== PROVIDED INFORMATION ==

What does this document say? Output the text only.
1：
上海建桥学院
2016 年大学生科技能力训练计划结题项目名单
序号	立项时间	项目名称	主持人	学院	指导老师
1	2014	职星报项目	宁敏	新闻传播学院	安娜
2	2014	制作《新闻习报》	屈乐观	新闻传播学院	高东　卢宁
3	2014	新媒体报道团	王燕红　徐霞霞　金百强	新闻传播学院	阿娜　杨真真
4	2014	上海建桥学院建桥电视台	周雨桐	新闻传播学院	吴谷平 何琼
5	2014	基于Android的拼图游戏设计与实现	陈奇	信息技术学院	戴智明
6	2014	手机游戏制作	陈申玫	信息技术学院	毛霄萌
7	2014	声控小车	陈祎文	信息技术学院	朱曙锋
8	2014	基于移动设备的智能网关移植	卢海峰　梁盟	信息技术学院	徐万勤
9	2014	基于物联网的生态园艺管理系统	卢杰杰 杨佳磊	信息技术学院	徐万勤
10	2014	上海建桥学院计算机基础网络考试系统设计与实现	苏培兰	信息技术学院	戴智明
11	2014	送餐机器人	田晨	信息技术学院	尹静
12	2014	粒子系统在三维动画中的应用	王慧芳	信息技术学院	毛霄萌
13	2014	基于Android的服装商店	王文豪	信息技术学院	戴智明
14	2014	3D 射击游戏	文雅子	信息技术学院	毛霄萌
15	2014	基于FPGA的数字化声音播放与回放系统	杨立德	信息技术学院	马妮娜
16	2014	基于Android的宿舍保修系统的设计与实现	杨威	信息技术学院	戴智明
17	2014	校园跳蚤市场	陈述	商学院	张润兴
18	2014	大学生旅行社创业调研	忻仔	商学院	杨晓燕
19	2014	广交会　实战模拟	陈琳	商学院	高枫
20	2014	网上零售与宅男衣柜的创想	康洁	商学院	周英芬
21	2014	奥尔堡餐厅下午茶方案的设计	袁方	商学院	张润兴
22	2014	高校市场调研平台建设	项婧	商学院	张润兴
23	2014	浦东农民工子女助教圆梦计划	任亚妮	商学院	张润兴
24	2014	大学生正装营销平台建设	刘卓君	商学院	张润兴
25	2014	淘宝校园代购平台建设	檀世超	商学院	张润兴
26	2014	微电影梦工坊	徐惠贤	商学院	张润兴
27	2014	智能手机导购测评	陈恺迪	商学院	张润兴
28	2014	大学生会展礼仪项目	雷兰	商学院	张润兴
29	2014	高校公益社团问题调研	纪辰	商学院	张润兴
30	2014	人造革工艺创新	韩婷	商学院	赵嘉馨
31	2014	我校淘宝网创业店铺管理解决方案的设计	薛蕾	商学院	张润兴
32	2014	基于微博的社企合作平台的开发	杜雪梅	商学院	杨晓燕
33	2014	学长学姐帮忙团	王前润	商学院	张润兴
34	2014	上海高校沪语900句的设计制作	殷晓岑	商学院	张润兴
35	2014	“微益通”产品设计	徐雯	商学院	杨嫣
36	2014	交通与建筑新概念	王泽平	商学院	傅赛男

===

* THE TASK:
Extract each entry in full, exactly as given.

* TASK ANSWER:
What does this document say? Output the text only.
1：
上海建桥学院
2016 年大学生科技能力训练计划结题项目名单
序号	立项时间	项目名称	主持人	学院	指导老师
1	2014	职星报项目	宁敏	新闻传播学院	安娜
2	2014	制作《新闻习报》	屈乐观	新闻传播学院	高东　卢宁
3	2014	新媒体报道团	王燕红　徐霞霞　金百强	新闻传播学院	阿娜　杨真真
4	2014	上海建桥学院建桥电视台	周雨桐	新闻传播学院	吴谷平 何琼
5	2014	基于Android的拼图游戏设计与实现	陈奇	信息技术学院	戴智明
6	2014	手机游戏制作	陈申玫	信息技术学院	毛霄萌
7	2014	声控小车	陈祎文	信息技术学院	朱曙锋
8	2014	基于移动设备的智能网关移植	卢海峰　梁盟	信息技术学院	徐万勤
9	2014	基于物联网的生态园艺管理系统	卢杰杰 杨佳磊	信息技术学院	徐万勤
10	2014	上海建桥学院计算机基础网络考试系统设计与实现	苏培兰	信息技术学院	戴智明
11	2014	送餐机器人	田晨	信息技术学院	尹静
12	2014	粒子系统在三维动画中的应用	王慧芳	信息技术学院	毛霄萌
13	2014	基于Android的服装商店	王文豪	信息技术学院	戴智明
14	2014	3D 射击游戏	文雅子	信息技术学院	毛霄萌
15	2014	基于FPGA的数字化声音播放与回放系统	杨立德	信息技术学院	马妮娜
16	2014	基于Android的宿舍保修系统的设计与实现	杨威	信息技术学院	戴智明
17	2014	校园跳蚤市场	陈述	商学院	张润兴
18	2014	大学生旅行社创业调研	忻仔	商学院	杨晓燕
19	2014	广交会　实战模拟	陈琳	商学院	高枫
20	2014	网上零售与宅男衣柜的创想	康洁	商学院	周英芬
21	2014	奥尔堡餐厅下午茶方案的设计	袁方	商学院	张润兴
22	2014	高校市场调研平台建设	项婧	商学院	张润兴
23	2014	浦东农民工子女助教圆梦计划	任亚妮	商学院	张润兴
24	2014	大学生正装营销平台建设	刘卓君	商学院	张润兴
25	2014	淘宝校园代购平台建设	檀世超	商学院	张润兴
26	2014	微电影梦工坊	徐惠贤	商学院	张润兴
27	2014	智能手机导购测评	陈恺迪	商学院	张润兴
28	2014	大学生会展礼仪项目	雷兰	商学院	张润兴
29	2014	高校公益社团问题调研	纪辰	商学院	张润兴
30	2014	人造革工艺创新	韩婷	商学院	赵嘉馨
31	2014	我校淘宝网创业店铺管理解决方案的设计	薛蕾	商学院	张润兴
32	2014	基于微博的社企合作平台的开发	杜雪梅	商学院	杨晓燕
33	2014	学长学姐帮忙团	王前润	商学院	张润兴
34	2014	上海高校沪语900句的设计制作	殷晓岑	商学院	张润兴
35	2014	“微益通”产品设计	徐雯	商学院	杨嫣
36	2014	交通与建筑新概念	王泽平	商学院	傅赛男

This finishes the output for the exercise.